| What to do |
Reproduce all of the data below without alteration; exclude every picture.

Records from a data collection:
::::
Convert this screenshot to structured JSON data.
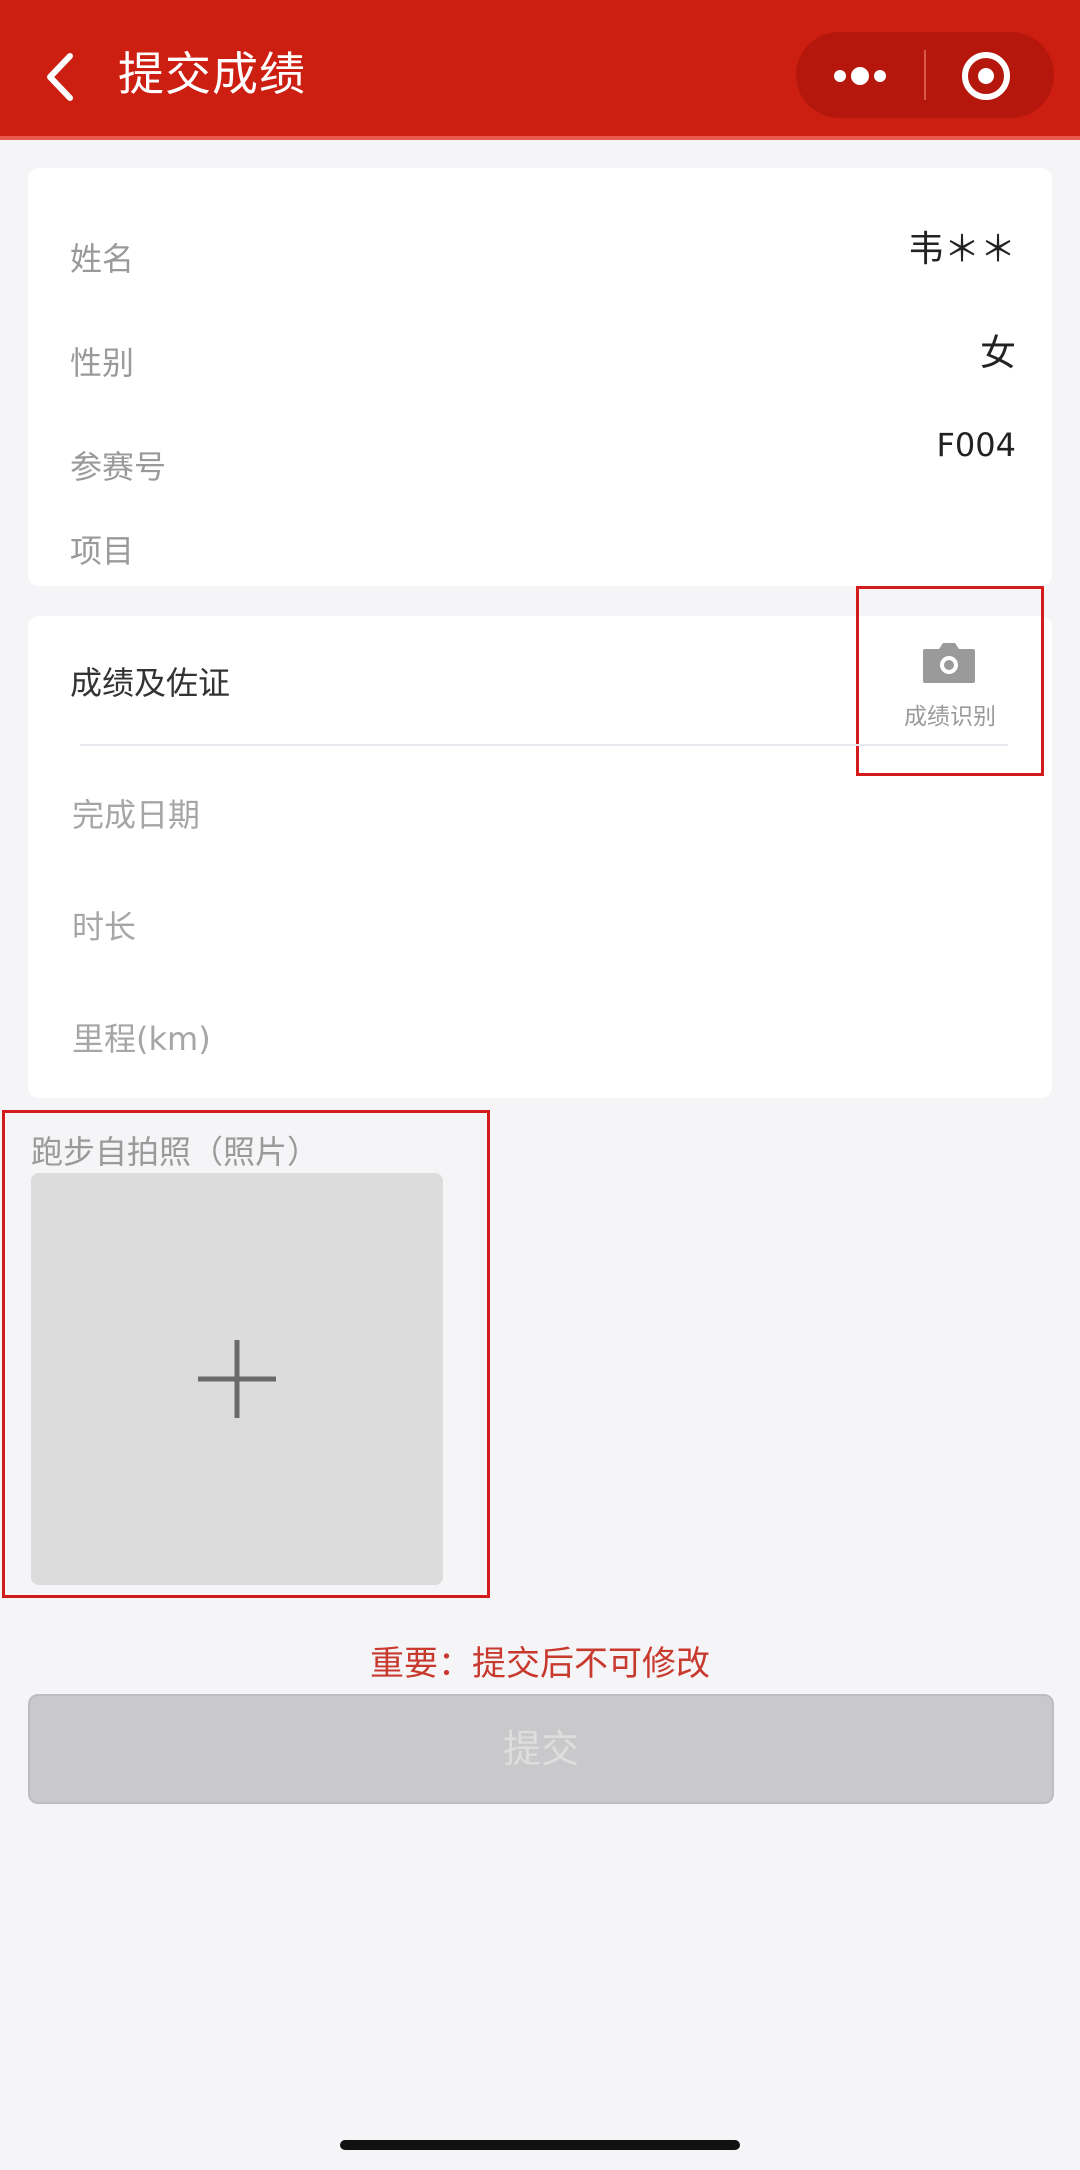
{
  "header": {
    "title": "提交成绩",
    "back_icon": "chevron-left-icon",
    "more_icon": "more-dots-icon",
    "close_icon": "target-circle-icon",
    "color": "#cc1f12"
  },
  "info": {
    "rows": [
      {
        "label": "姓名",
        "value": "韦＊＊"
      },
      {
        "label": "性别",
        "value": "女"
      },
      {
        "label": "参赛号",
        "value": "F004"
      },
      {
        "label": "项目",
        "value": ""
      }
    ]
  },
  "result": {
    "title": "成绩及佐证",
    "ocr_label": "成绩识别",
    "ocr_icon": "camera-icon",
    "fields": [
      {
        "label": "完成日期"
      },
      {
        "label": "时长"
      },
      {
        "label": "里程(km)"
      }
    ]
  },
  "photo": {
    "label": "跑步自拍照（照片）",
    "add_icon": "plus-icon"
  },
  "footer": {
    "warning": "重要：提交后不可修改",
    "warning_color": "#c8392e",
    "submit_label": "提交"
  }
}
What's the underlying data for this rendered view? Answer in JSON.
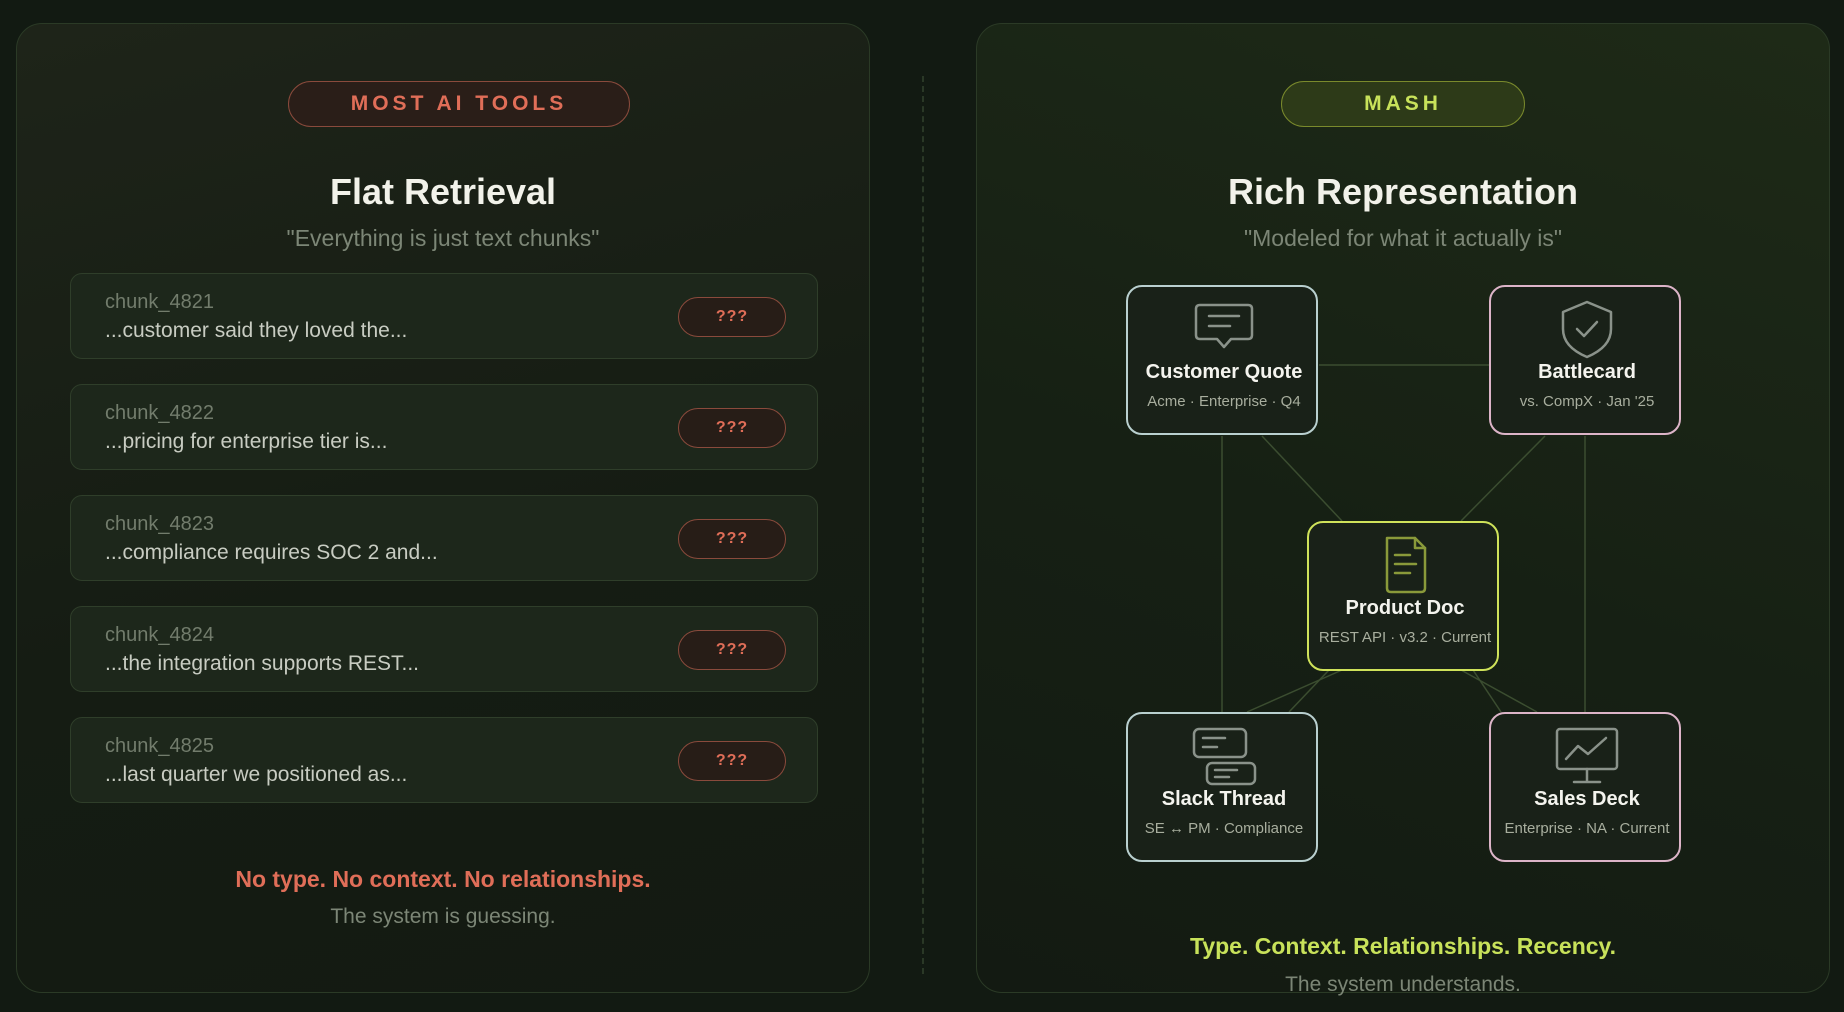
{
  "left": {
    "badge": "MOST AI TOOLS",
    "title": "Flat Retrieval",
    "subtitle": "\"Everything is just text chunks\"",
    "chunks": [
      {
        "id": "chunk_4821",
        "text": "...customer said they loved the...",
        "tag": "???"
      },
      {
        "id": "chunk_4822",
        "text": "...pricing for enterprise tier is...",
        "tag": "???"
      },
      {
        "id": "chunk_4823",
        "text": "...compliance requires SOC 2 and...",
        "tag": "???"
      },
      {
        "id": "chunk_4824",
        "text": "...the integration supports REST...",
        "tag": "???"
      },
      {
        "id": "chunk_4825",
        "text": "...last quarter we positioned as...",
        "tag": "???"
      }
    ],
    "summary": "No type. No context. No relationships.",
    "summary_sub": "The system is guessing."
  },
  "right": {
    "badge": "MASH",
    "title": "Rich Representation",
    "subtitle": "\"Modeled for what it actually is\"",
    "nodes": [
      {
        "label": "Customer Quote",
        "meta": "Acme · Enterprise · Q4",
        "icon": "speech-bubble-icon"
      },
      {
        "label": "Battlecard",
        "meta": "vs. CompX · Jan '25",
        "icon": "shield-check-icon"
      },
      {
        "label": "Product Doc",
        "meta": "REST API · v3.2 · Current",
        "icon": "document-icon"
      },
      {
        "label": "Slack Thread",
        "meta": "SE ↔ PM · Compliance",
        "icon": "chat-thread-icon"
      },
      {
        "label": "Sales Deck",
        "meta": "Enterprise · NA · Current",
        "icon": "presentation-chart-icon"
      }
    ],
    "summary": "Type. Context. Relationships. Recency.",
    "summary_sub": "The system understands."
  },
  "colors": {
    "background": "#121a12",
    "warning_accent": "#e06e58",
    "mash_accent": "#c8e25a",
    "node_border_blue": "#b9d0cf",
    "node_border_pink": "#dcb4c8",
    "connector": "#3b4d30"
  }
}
::::
| Solved problem |
Convert this screenshot to structured JSON data.
{
  "header": {
    "title": "提交成绩",
    "back_icon": "chevron-left-icon",
    "more_icon": "more-dots-icon",
    "close_icon": "target-circle-icon",
    "color": "#cc1f12"
  },
  "info": {
    "rows": [
      {
        "label": "姓名",
        "value": "韦＊＊"
      },
      {
        "label": "性别",
        "value": "女"
      },
      {
        "label": "参赛号",
        "value": "F004"
      },
      {
        "label": "项目",
        "value": ""
      }
    ]
  },
  "result": {
    "title": "成绩及佐证",
    "ocr_label": "成绩识别",
    "ocr_icon": "camera-icon",
    "fields": [
      {
        "label": "完成日期"
      },
      {
        "label": "时长"
      },
      {
        "label": "里程(km)"
      }
    ]
  },
  "photo": {
    "label": "跑步自拍照（照片）",
    "add_icon": "plus-icon"
  },
  "footer": {
    "warning": "重要：提交后不可修改",
    "warning_color": "#c8392e",
    "submit_label": "提交"
  }
}
What's the underlying data for this rendered view? Answer in JSON.
{
  "left": {
    "badge": "MOST AI TOOLS",
    "title": "Flat Retrieval",
    "subtitle": "\"Everything is just text chunks\"",
    "chunks": [
      {
        "id": "chunk_4821",
        "text": "...customer said they loved the...",
        "tag": "???"
      },
      {
        "id": "chunk_4822",
        "text": "...pricing for enterprise tier is...",
        "tag": "???"
      },
      {
        "id": "chunk_4823",
        "text": "...compliance requires SOC 2 and...",
        "tag": "???"
      },
      {
        "id": "chunk_4824",
        "text": "...the integration supports REST...",
        "tag": "???"
      },
      {
        "id": "chunk_4825",
        "text": "...last quarter we positioned as...",
        "tag": "???"
      }
    ],
    "summary": "No type. No context. No relationships.",
    "summary_sub": "The system is guessing."
  },
  "right": {
    "badge": "MASH",
    "title": "Rich Representation",
    "subtitle": "\"Modeled for what it actually is\"",
    "nodes": [
      {
        "label": "Customer Quote",
        "meta": "Acme · Enterprise · Q4",
        "icon": "speech-bubble-icon"
      },
      {
        "label": "Battlecard",
        "meta": "vs. CompX · Jan '25",
        "icon": "shield-check-icon"
      },
      {
        "label": "Product Doc",
        "meta": "REST API · v3.2 · Current",
        "icon": "document-icon"
      },
      {
        "label": "Slack Thread",
        "meta": "SE ↔ PM · Compliance",
        "icon": "chat-thread-icon"
      },
      {
        "label": "Sales Deck",
        "meta": "Enterprise · NA · Current",
        "icon": "presentation-chart-icon"
      }
    ],
    "summary": "Type. Context. Relationships. Recency.",
    "summary_sub": "The system understands."
  },
  "colors": {
    "background": "#121a12",
    "warning_accent": "#e06e58",
    "mash_accent": "#c8e25a",
    "node_border_blue": "#b9d0cf",
    "node_border_pink": "#dcb4c8",
    "connector": "#3b4d30"
  }
}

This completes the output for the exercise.